Saved data entries:

------------------------------------------------

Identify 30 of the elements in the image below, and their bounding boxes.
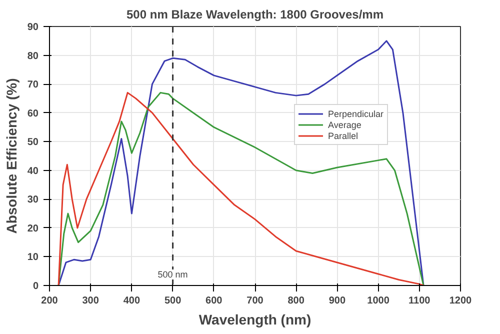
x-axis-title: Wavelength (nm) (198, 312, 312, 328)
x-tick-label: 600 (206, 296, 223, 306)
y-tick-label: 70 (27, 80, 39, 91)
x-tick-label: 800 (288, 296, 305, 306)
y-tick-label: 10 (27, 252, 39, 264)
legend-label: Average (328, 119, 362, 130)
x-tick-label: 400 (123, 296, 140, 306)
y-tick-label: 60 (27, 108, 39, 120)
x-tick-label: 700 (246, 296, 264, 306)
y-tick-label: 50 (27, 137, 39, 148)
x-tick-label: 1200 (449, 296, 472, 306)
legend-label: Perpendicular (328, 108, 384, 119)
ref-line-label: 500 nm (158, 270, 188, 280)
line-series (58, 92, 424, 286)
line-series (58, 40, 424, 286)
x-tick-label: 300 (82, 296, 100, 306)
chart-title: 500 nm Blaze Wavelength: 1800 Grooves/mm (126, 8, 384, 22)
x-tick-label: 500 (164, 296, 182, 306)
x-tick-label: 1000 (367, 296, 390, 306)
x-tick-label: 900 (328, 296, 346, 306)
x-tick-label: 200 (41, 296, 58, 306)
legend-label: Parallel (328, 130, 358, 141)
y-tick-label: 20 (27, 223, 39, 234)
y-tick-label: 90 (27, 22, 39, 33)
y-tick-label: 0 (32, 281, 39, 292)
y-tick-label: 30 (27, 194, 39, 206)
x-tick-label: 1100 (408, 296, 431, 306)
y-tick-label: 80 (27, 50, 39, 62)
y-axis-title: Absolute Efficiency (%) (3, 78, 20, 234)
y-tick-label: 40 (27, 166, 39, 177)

------------------------------------------------

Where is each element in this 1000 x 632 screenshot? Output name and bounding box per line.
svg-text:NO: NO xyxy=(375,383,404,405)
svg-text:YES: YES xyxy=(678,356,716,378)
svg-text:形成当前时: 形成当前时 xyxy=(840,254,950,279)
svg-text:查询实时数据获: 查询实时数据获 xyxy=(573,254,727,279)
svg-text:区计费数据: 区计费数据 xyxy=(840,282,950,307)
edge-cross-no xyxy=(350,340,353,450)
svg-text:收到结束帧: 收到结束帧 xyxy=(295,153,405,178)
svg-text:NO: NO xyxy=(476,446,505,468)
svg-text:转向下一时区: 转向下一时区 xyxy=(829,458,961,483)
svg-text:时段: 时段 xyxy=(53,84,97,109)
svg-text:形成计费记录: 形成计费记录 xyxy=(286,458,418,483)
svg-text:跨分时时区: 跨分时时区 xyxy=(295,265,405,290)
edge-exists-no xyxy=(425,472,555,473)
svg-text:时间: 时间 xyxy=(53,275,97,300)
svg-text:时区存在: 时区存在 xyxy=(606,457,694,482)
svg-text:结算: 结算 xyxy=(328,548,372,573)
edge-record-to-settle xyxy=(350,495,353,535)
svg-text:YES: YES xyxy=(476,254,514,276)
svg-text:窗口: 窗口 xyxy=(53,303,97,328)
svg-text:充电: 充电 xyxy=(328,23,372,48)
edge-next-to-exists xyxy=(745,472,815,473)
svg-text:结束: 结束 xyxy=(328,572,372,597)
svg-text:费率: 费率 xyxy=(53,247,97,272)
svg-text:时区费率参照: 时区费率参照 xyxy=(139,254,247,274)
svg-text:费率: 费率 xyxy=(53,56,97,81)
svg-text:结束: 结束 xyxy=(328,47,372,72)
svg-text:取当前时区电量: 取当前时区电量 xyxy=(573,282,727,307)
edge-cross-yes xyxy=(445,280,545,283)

------------------------------------------------

_Task statement_:
Recast the material as a numbered list, starting at the line that contains "Identify 30 of" and ending at the line that contains "y-tick-label: 40 (27, 166, 39, 177)". Leave out blank lines and any pictures.

_Answer below_:
1. Identify 30 of the elements in the image below, and their bounding boxes.
2. x-axis-title: Wavelength (nm) (198, 312, 312, 328)
3. x-tick-label: 600 (206, 296, 223, 306)
4. y-tick-label: 70 (27, 80, 39, 91)
5. x-tick-label: 800 (288, 296, 305, 306)
6. y-tick-label: 10 (27, 252, 39, 264)
7. legend-label: Average (328, 119, 362, 130)
8. x-tick-label: 400 (123, 296, 140, 306)
9. y-tick-label: 60 (27, 108, 39, 120)
10. x-tick-label: 700 (246, 296, 264, 306)
11. y-tick-label: 50 (27, 137, 39, 148)
12. x-tick-label: 1200 (449, 296, 472, 306)
13. legend-label: Perpendicular (328, 108, 384, 119)
14. ref-line-label: 500 nm (158, 270, 188, 280)
15. line-series (58, 92, 424, 286)
16. line-series (58, 40, 424, 286)
17. x-tick-label: 300 (82, 296, 100, 306)
18. chart-title: 500 nm Blaze Wavelength: 1800 Grooves/mm (126, 8, 384, 22)
19. x-tick-label: 500 (164, 296, 182, 306)
20. x-tick-label: 1000 (367, 296, 390, 306)
21. x-tick-label: 900 (328, 296, 346, 306)
22. x-tick-label: 200 (41, 296, 58, 306)
23. legend-label: Parallel (328, 130, 358, 141)
24. y-tick-label: 20 (27, 223, 39, 234)
25. y-tick-label: 90 (27, 22, 39, 33)
26. y-tick-label: 0 (32, 281, 39, 292)
27. y-tick-label: 30 (27, 194, 39, 206)
28. x-tick-label: 1100 (408, 296, 431, 306)
29. y-tick-label: 80 (27, 50, 39, 62)
30. y-axis-title: Absolute Efficiency (%) (3, 78, 20, 234)
31. y-tick-label: 40 (27, 166, 39, 177)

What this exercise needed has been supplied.